Exercise prompt. Omit any picture, and return the remaining data exactly as written.
◇ ◇ ◇ ◇
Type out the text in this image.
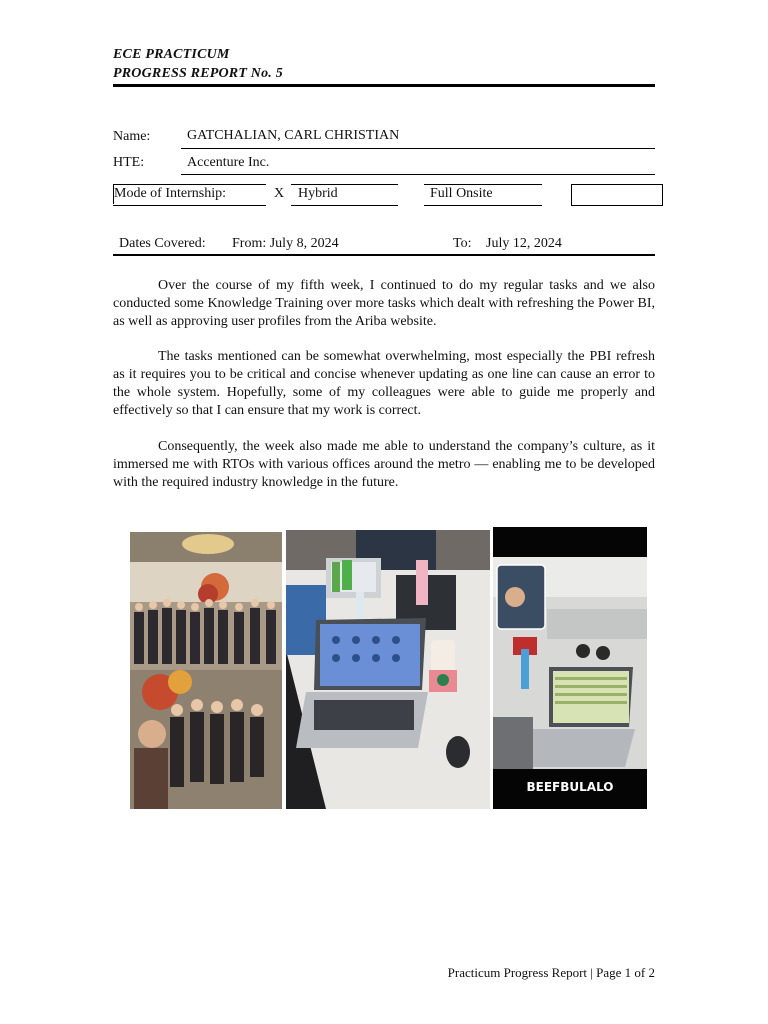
ECE PRACTICUM
PROGRESS REPORT No. 5
Name:	GATCHALIAN, CARL CHRISTIAN
HTE:	Accenture Inc.
Mode of Internship:	X Hybrid	Full Onsite
Dates Covered: From: July 8, 2024	To: July 12, 2024

Over the course of my fifth week, I continued to do my regular tasks and we also conducted some Knowledge Training over more tasks which dealt with refreshing the Power BI, as well as approving user profiles from the Ariba website.

The tasks mentioned can be somewhat overwhelming, most especially the PBI refresh as it requires you to be critical and concise whenever updating as one line can cause an error to the whole system. Hopefully, some of my colleagues were able to guide me properly and effectively so that I can ensure that my work is correct.

Consequently, the week also made me able to understand the company’s culture, as it immersed me with RTOs with various offices around the metro — enabling me to be developed with the required industry knowledge in the future.

BEEFBULALO
Practicum Progress Report | Page 1 of 2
◇ ◇ ◇ ◇
Solution for this exercise.
Type out the text in this image.
ECE PRACTICUM
PROGRESS REPORT No. 5
Name:	GATCHALIAN, CARL CHRISTIAN
HTE:	Accenture Inc.
Mode of Internship:	X Hybrid	Full Onsite
Dates Covered: From: July 8, 2024	To: July 12, 2024

Over the course of my fifth week, I continued to do my regular tasks and we also conducted some Knowledge Training over more tasks which dealt with refreshing the Power BI, as well as approving user profiles from the Ariba website.

The tasks mentioned can be somewhat overwhelming, most especially the PBI refresh as it requires you to be critical and concise whenever updating as one line can cause an error to the whole system. Hopefully, some of my colleagues were able to guide me properly and effectively so that I can ensure that my work is correct.

Consequently, the week also made me able to understand the company’s culture, as it immersed me with RTOs with various offices around the metro — enabling me to be developed with the required industry knowledge in the future.

BEEFBULALO
Practicum Progress Report | Page 1 of 2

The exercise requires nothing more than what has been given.